■ Exercise goal:
Leave every picture out and write out the records below exactly.

■ Listing:
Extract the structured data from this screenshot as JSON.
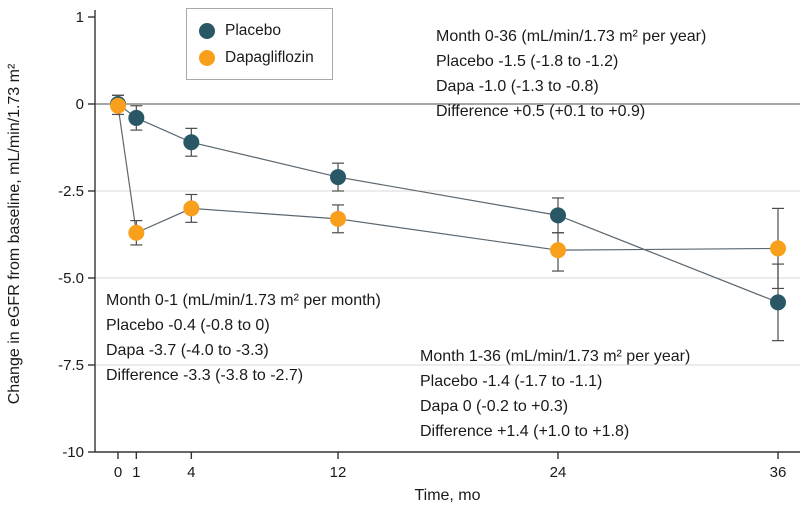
{
  "chart_data": {
    "type": "line",
    "title": "",
    "xlabel": "Time, mo",
    "ylabel": "Change in eGFR from baseline, mL/min/1.73 m²",
    "x": [
      0,
      1,
      4,
      12,
      24,
      36
    ],
    "x_tick_labels": [
      "0",
      "1",
      "4",
      "12",
      "24",
      "36"
    ],
    "xlim": [
      0,
      36
    ],
    "y_tick_values": [
      1,
      0,
      -2.5,
      -5,
      -7.5,
      -10
    ],
    "y_tick_labels": [
      "1",
      "0",
      "-2.5",
      "-5.0",
      "-7.5",
      "-10"
    ],
    "ylim": [
      -10,
      1
    ],
    "grid": "horizontal",
    "legend_position": "top-left",
    "series": [
      {
        "name": "Placebo",
        "color": "#2a5766",
        "values": [
          0,
          -0.4,
          -1.1,
          -2.1,
          -3.2,
          -5.7
        ],
        "ci_low": [
          -0.1,
          -0.75,
          -1.5,
          -2.5,
          -3.7,
          -6.8
        ],
        "ci_high": [
          0.1,
          -0.05,
          -0.7,
          -1.7,
          -2.7,
          -4.6
        ]
      },
      {
        "name": "Dapagliflozin",
        "color": "#f8a01c",
        "values": [
          -0.05,
          -3.7,
          -3.0,
          -3.3,
          -4.2,
          -4.15
        ],
        "ci_low": [
          -0.3,
          -4.05,
          -3.4,
          -3.7,
          -4.8,
          -5.3
        ],
        "ci_high": [
          0.1,
          -3.35,
          -2.6,
          -2.9,
          -3.7,
          -3.0
        ]
      }
    ],
    "annotations": [
      {
        "position": "top-right",
        "lines": [
          "Month 0-36 (mL/min/1.73 m² per year)",
          "Placebo -1.5 (-1.8 to -1.2)",
          "Dapa -1.0 (-1.3 to -0.8)",
          "Difference +0.5 (+0.1 to +0.9)"
        ]
      },
      {
        "position": "bottom-left",
        "lines": [
          "Month 0-1 (mL/min/1.73 m² per month)",
          "Placebo -0.4 (-0.8 to 0)",
          "Dapa -3.7 (-4.0 to -3.3)",
          "Difference -3.3 (-3.8 to -2.7)"
        ]
      },
      {
        "position": "bottom-middle",
        "lines": [
          "Month 1-36 (mL/min/1.73 m² per year)",
          "Placebo -1.4 (-1.7 to -1.1)",
          "Dapa 0 (-0.2 to +0.3)",
          "Difference +1.4 (+1.0 to +1.8)"
        ]
      }
    ],
    "style": {
      "axis_color": "#333333",
      "zero_line_color": "#4d4d4d",
      "grid_color": "#d9d9d9",
      "line_color": "#5b6770",
      "error_color": "#4d4d4d",
      "text_color": "#1a1a1a"
    }
  }
}
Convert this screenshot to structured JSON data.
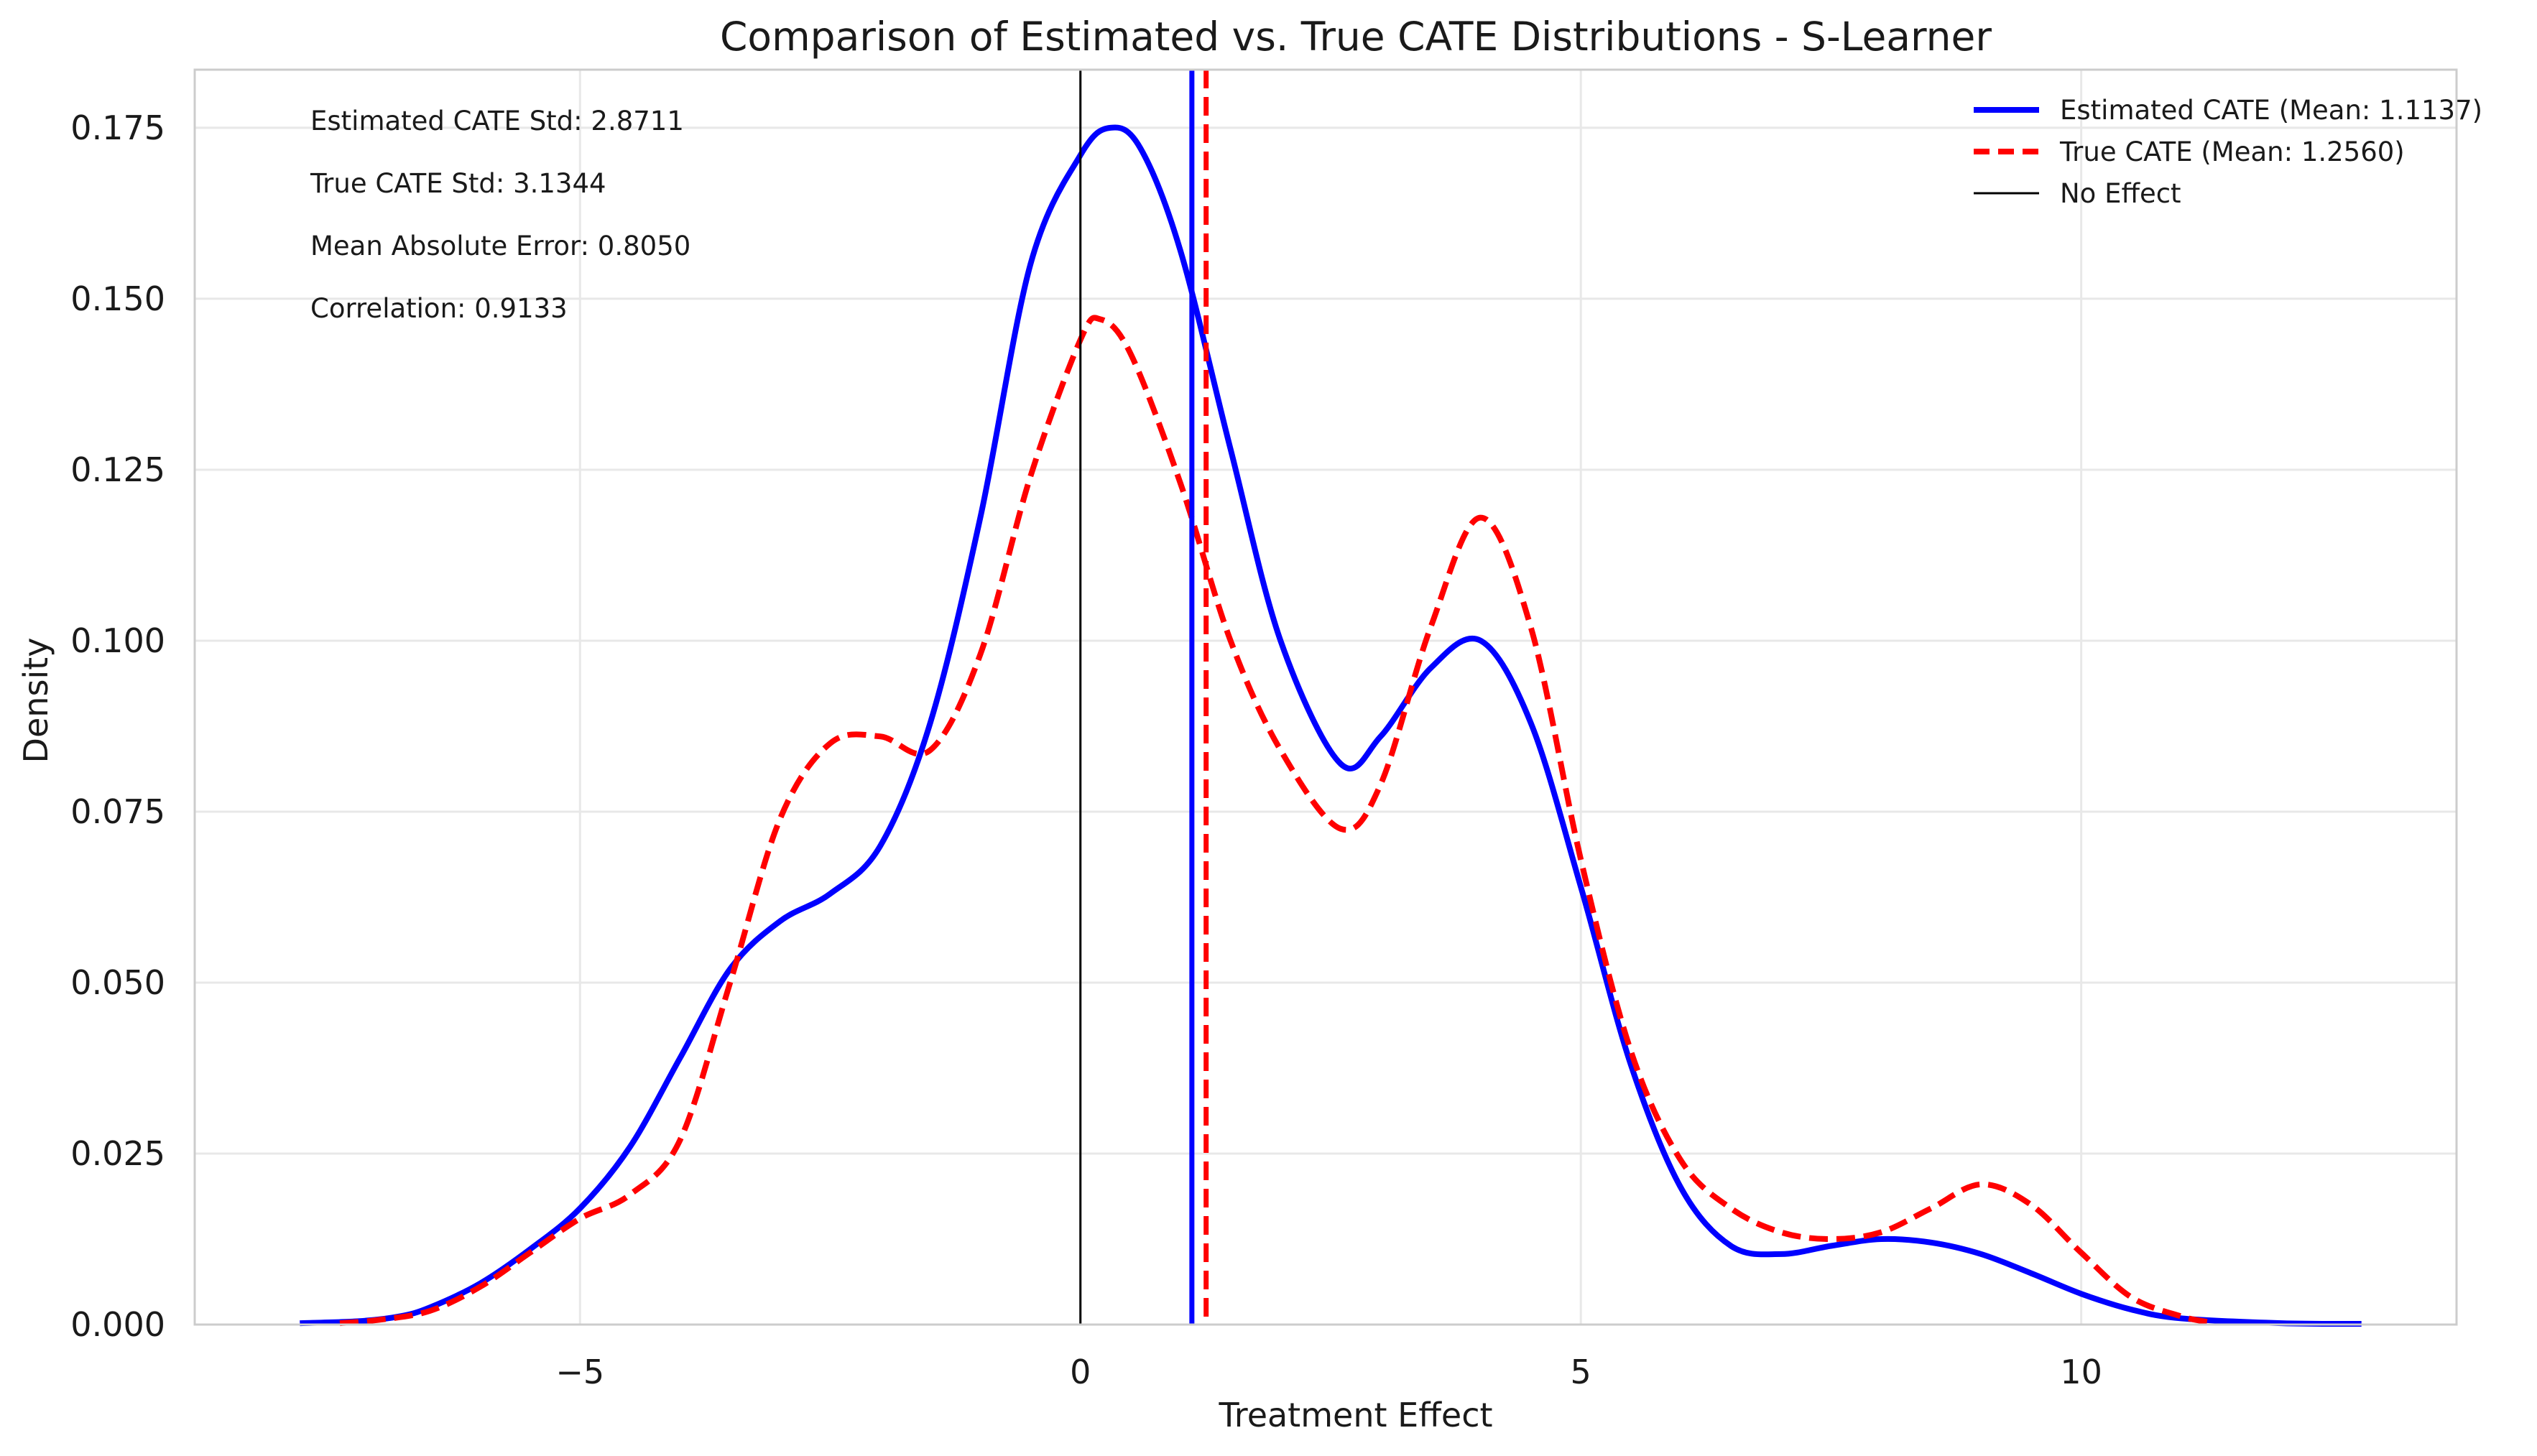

■ Finished answer:
Extract the structured data from this screenshot as JSON.
{
  "chart_data": {
    "type": "line",
    "title": "",
    "xlabel": "Time, mo",
    "ylabel": "Change in eGFR from baseline, mL/min/1.73 m²",
    "x": [
      0,
      1,
      4,
      12,
      24,
      36
    ],
    "x_tick_labels": [
      "0",
      "1",
      "4",
      "12",
      "24",
      "36"
    ],
    "xlim": [
      0,
      36
    ],
    "y_tick_values": [
      1,
      0,
      -2.5,
      -5,
      -7.5,
      -10
    ],
    "y_tick_labels": [
      "1",
      "0",
      "-2.5",
      "-5.0",
      "-7.5",
      "-10"
    ],
    "ylim": [
      -10,
      1
    ],
    "grid": "horizontal",
    "legend_position": "top-left",
    "series": [
      {
        "name": "Placebo",
        "color": "#2a5766",
        "values": [
          0,
          -0.4,
          -1.1,
          -2.1,
          -3.2,
          -5.7
        ],
        "ci_low": [
          -0.1,
          -0.75,
          -1.5,
          -2.5,
          -3.7,
          -6.8
        ],
        "ci_high": [
          0.1,
          -0.05,
          -0.7,
          -1.7,
          -2.7,
          -4.6
        ]
      },
      {
        "name": "Dapagliflozin",
        "color": "#f8a01c",
        "values": [
          -0.05,
          -3.7,
          -3.0,
          -3.3,
          -4.2,
          -4.15
        ],
        "ci_low": [
          -0.3,
          -4.05,
          -3.4,
          -3.7,
          -4.8,
          -5.3
        ],
        "ci_high": [
          0.1,
          -3.35,
          -2.6,
          -2.9,
          -3.7,
          -3.0
        ]
      }
    ],
    "annotations": [
      {
        "position": "top-right",
        "lines": [
          "Month 0-36 (mL/min/1.73 m² per year)",
          "Placebo -1.5 (-1.8 to -1.2)",
          "Dapa -1.0 (-1.3 to -0.8)",
          "Difference +0.5 (+0.1 to +0.9)"
        ]
      },
      {
        "position": "bottom-left",
        "lines": [
          "Month 0-1 (mL/min/1.73 m² per month)",
          "Placebo -0.4 (-0.8 to 0)",
          "Dapa -3.7 (-4.0 to -3.3)",
          "Difference -3.3 (-3.8 to -2.7)"
        ]
      },
      {
        "position": "bottom-middle",
        "lines": [
          "Month 1-36 (mL/min/1.73 m² per year)",
          "Placebo -1.4 (-1.7 to -1.1)",
          "Dapa 0 (-0.2 to +0.3)",
          "Difference +1.4 (+1.0 to +1.8)"
        ]
      }
    ],
    "style": {
      "axis_color": "#333333",
      "zero_line_color": "#4d4d4d",
      "grid_color": "#d9d9d9",
      "line_color": "#5b6770",
      "error_color": "#4d4d4d",
      "text_color": "#1a1a1a"
    }
  }
}
Convert this screenshot to structured JSON data.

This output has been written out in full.